Directive 1: Write out the field trip report that follows, word for word.

Selected extract:

-=-=-=-=-

Five camera club members and two associates regrouped outside the gate of Point Lobos State Reserve just before the 9 a.m. opening of the park on Saturday, August 27. Since this is one of the favored destinations in northern California, an early morning arrival is advised to park goers.
The last field trip to Point Lobos was in December of 2004 and all those who attended were simply thrilled by the experience. I believe that was also the general feeling at the outcome of this trip. The park is still spectacular even in the late summer-usually the least picturesque time of year for most California parks. Although the brilliant greens and abundantly blooming wildflowers weren't present, the fairy-tale forest on the Allen Memorial Grove trail loop was nothing short of enchanting. We chose the forest trail because the morning fog persisted over the sea and killed all the spectacular blues that are usually reflected by the churning waters of the Pacific Ocean.

-=-=-=-=-

Directive 2: Pick out and copy every line of the records below that contains the string "name".

-=-=-=-=-

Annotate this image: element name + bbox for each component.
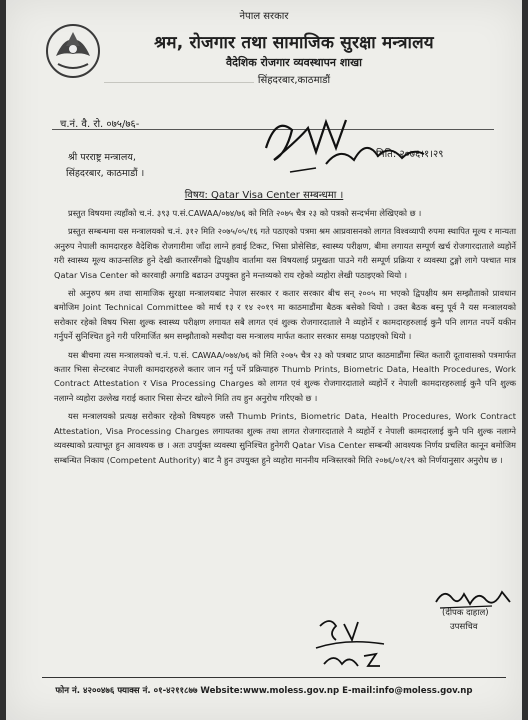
handwritten-initials-top: [256, 108, 436, 182]
footer-contact: फोन नं. ४२००४७६ फ्याक्स नं. ०१-४२११८७७ Website:www.moless.gov.np E-mail:info@moless.gov.np: [55, 686, 473, 696]
faint-stamp: [104, 82, 254, 109]
body-paragraph-3: सो अनुरुप श्रम तथा सामाजिक सुरक्षा मन्त्रालयबाट नेपाल सरकार र कतार सरकार बीच सन् २००५ मा भएको द्विपक्षीय श्रम सम्झौताको प्रावधान बमोजिम Joint Technical Committee को मार्च १३ र १४ २०१९ मा काठमाडौंमा बैठक बसेको थियो । उक्त बैठक बस्नु पूर्व नै यस मन्त्रालयको सरोकार रहेको विषय भिसा शुल्क स्वास्थ्य परीक्षण लगायत सबै लागत एवं शुल्क रोजगारदाताले नै व्यहोर्ने र कामदारहरुलाई कुनै पनि लागत नपर्ने यकीन गर्नुपर्ने सुनिश्चित हुने गरी परिमार्जित श्रम सम्झौताको मस्यौदा यस मन्त्रालय मार्फत कतार सरकार समक्ष पठाइएको थियो ।: [54, 288, 516, 342]
letter-date: मिति: २०७६।१।२९: [376, 149, 444, 160]
signature-block: [442, 606, 489, 634]
subject-line: विषय: Qatar Visa Center सम्बन्धमा ।: [184, 190, 344, 201]
body-paragraph-5: यस मन्त्रालयको प्रत्यक्ष सरोकार रहेको विषयहरु जस्तै Thumb Prints, Biometric Data, Health Procedures, Work Contract Attestation, Visa Processing Charges लगायतका शुल्क तथा लागत रोजगारदाताले नै व्यहोर्ने र नेपाली कामदारलाई कुनै पनि शुल्क नलाग्ने व्यवस्थाको प्रत्याभूत हुन आवश्यक छ । अतः उपर्युक्त व्यवस्था सुनिश्चित हुनेगरी Qatar Visa Center सम्बन्धी आवश्यक निर्णय प्रचलित कानून बमोजिम सम्बन्धित निकाय (Competent Authority) बाट नै हुन उपयुक्त हुने व्यहोरा माननीय मन्त्रिस्तरको मिति २०७६/०१/२९ को निर्णयानुसार अनुरोध छ ।: [54, 411, 516, 465]
signatory-name: (दीपक दाहाल): [442, 608, 489, 618]
reference-number: च.नं. वै. रो. ०७५/७६-: [60, 119, 140, 130]
government-name: नेपाल सरकार: [239, 11, 289, 22]
section-name: वैदेशिक रोजगार व्यवस्थापन शाखा: [226, 56, 362, 69]
footer-divider: [42, 677, 506, 678]
body-paragraph-1: प्रस्तुत विषयमा त्यहाँको च.नं. ३९३ प.सं.CAWAA/०७४/७६ को मिति २०७५ चैत्र २३ को पत्रको सन्दर्भमा लेखिएको छ ।: [68, 208, 422, 218]
ministry-name: श्रम, रोजगार तथा सामाजिक सुरक्षा मन्त्रालय: [154, 33, 434, 53]
letter-page: [6, 0, 522, 720]
body-paragraph-4: यस बीचमा त्यस मन्त्रालयको च.नं. प.सं. CAWAA/०७४/७६ को मिति २०७५ चैत्र २३ को पत्रबाट प्राप्त काठमाडौंमा स्थित कतारी दूतावासको पत्रमार्फत कतार भिसा सेन्टरबाट नेपाली कामदारहरुले कतार जान गर्नु पर्ने प्रक्रियाहरु Thumb Prints, Biometric Data, Health Procedures, Work Contract Attestation र Visa Processing Charges को लागत एवं शुल्क रोजगारदाताले व्यहोर्ने र नेपाली कामदारहरुलाई कुनै पनि शुल्क नलाग्ने व्यहोरा उल्लेख गराई कतार भिसा सेन्टर खोल्ने मिति तय हुन अनुरोध गरिएको छ ।: [54, 349, 516, 403]
recipient-address: सिंहदरबार, काठमाडौं ।: [66, 168, 145, 179]
body-paragraph-2: प्रस्तुत सम्बन्धमा यस मन्त्रालयको च.नं. ३१२ मिति २०७५/०५/१६ गते पठाएको पत्रमा श्रम आप्रवासनको लागत विश्वव्यापी रुपमा स्थापित मूल्य र मान्यता अनुरुप नेपाली कामदारहरु वैदेशिक रोजगारीमा जाँदा लाग्ने हवाई टिकट, भिसा प्रोसेसिङ, स्वास्थ्य परीक्षण, बीमा लगायत सम्पूर्ण खर्च रोजगारदाताले व्यहोर्ने गरी स्वास्थ्य मूल्य काउन्सलिङ हुने देखी कतारसँगको द्विपक्षीय वार्तामा यस विषयलाई प्रमुखता पाउने गरी सम्पूर्ण प्रक्रिया र व्यवस्था टुङ्गो लागे पश्चात मात्र Qatar Visa Center को कारवाही अगाडि बढाउन उपयुक्त हुने मन्तव्यको राय रहेको व्यहोरा लेखी पठाइएको थियो ।: [54, 226, 516, 280]
signatory-title: उपसचिव: [450, 622, 478, 632]
office-address: सिंहदरबार,काठमाडौं: [257, 75, 331, 86]
recipient-name: श्री परराष्ट्र मन्त्रालय,: [68, 152, 136, 163]
letter-body: [54, 206, 516, 471]
handwritten-note-bottom: [306, 612, 402, 674]
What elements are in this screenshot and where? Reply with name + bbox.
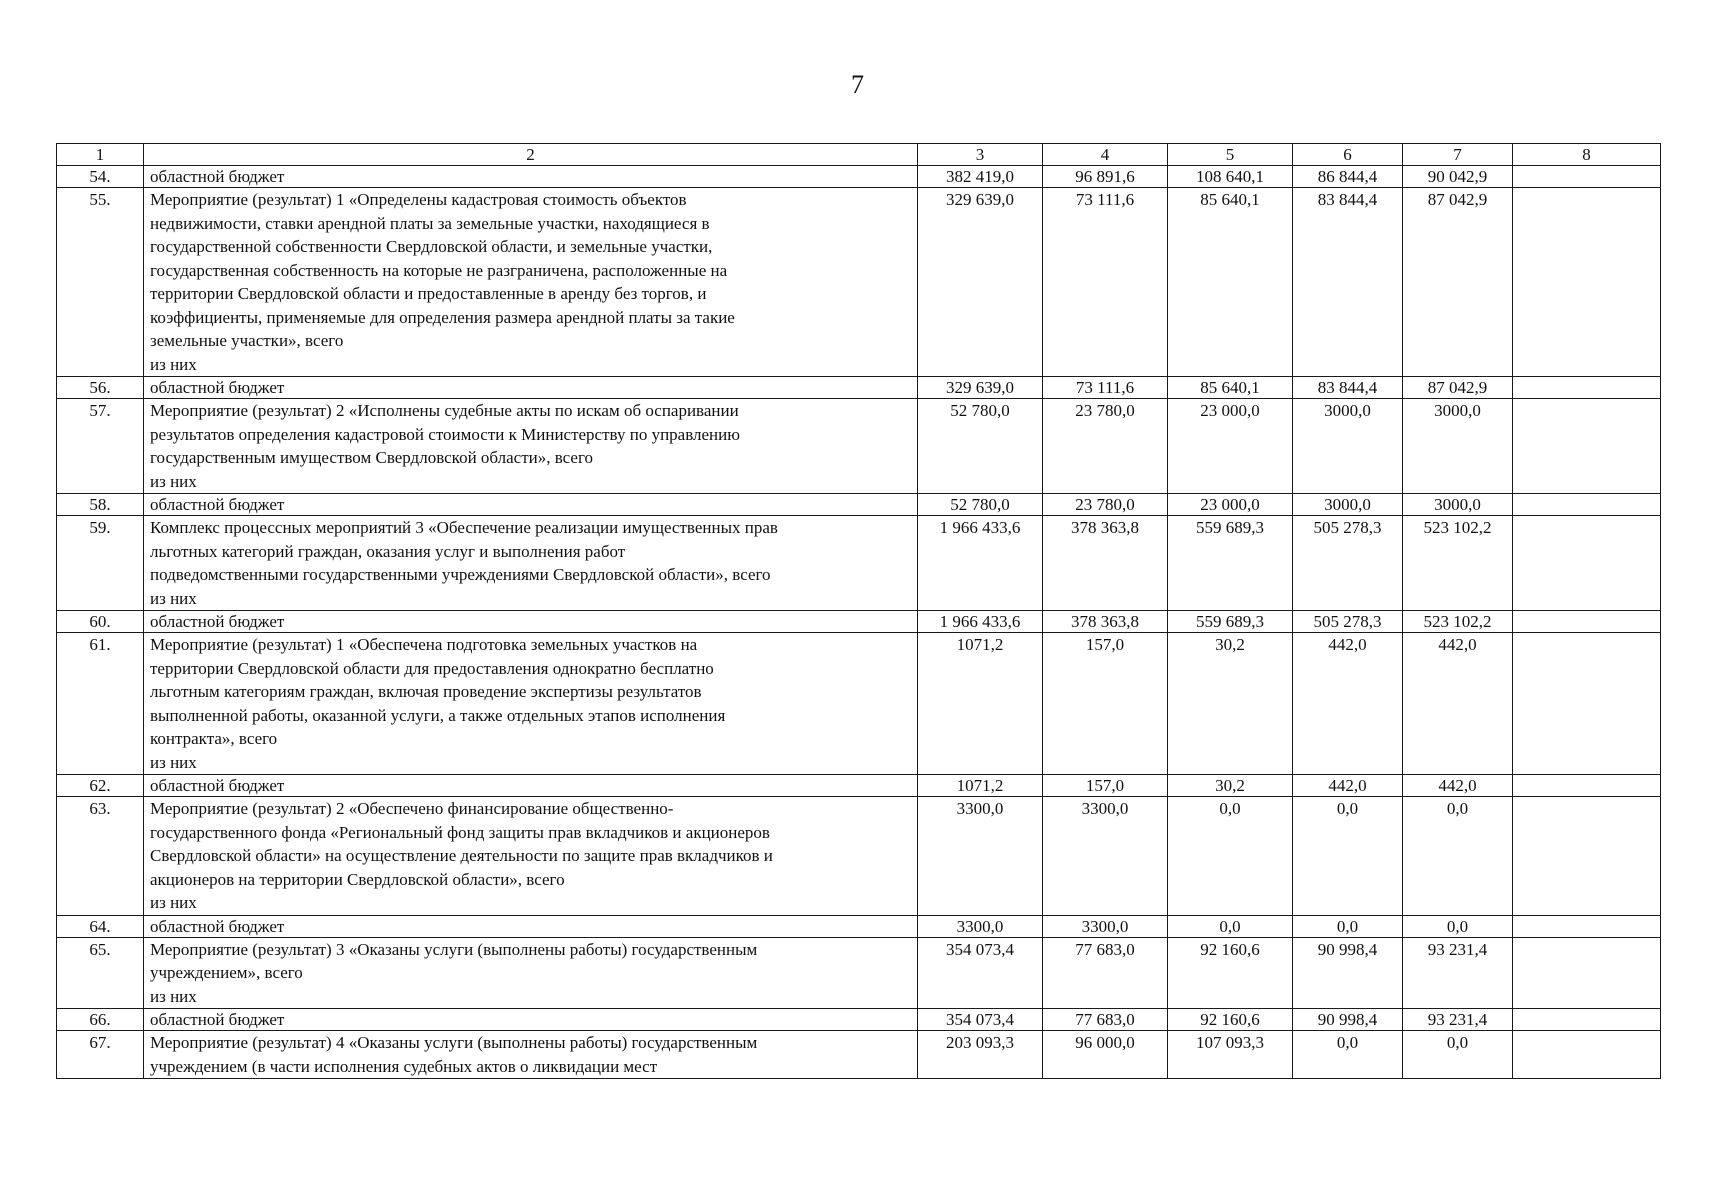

-=-=-=-=-

Solution 1:
Five camera club members and two associates regrouped outside the gate of Point Lobos State Reserve just before the 9 a.m. opening of the park on Saturday, August 27. Since this is one of the favored destinations in northern California, an early morning arrival is advised to park goers.
The last field trip to Point Lobos was in December of 2004 and all those who attended were simply thrilled by the experience. I believe that was also the general feeling at the outcome of this trip. The park is still spectacular even in the late summer-usually the least picturesque time of year for most California parks. Although the brilliant greens and abundantly blooming wildflowers weren't present, the fairy-tale forest on the Allen Memorial Grove trail loop was nothing short of enchanting. We chose the forest trail because the morning fog persisted over the sea and killed all the spectacular blues that are usually reflected by the churning waters of the Pacific Ocean.

Solution 2:
Annotate this image: element name + bbox for each component.
signatory-name: (दीपक दाहाल): [442, 608, 489, 618]
government-name: नेपाल सरकार: [239, 11, 289, 22]
section-name: वैदेशिक रोजगार व्यवस्थापन शाखा: [226, 56, 362, 69]
ministry-name: श्रम, रोजगार तथा सामाजिक सुरक्षा मन्त्रालय: [154, 33, 434, 53]
recipient-name: श्री परराष्ट्र मन्त्रालय,: [68, 152, 136, 163]
What elements are in this screenshot and where? Reply with name + bbox.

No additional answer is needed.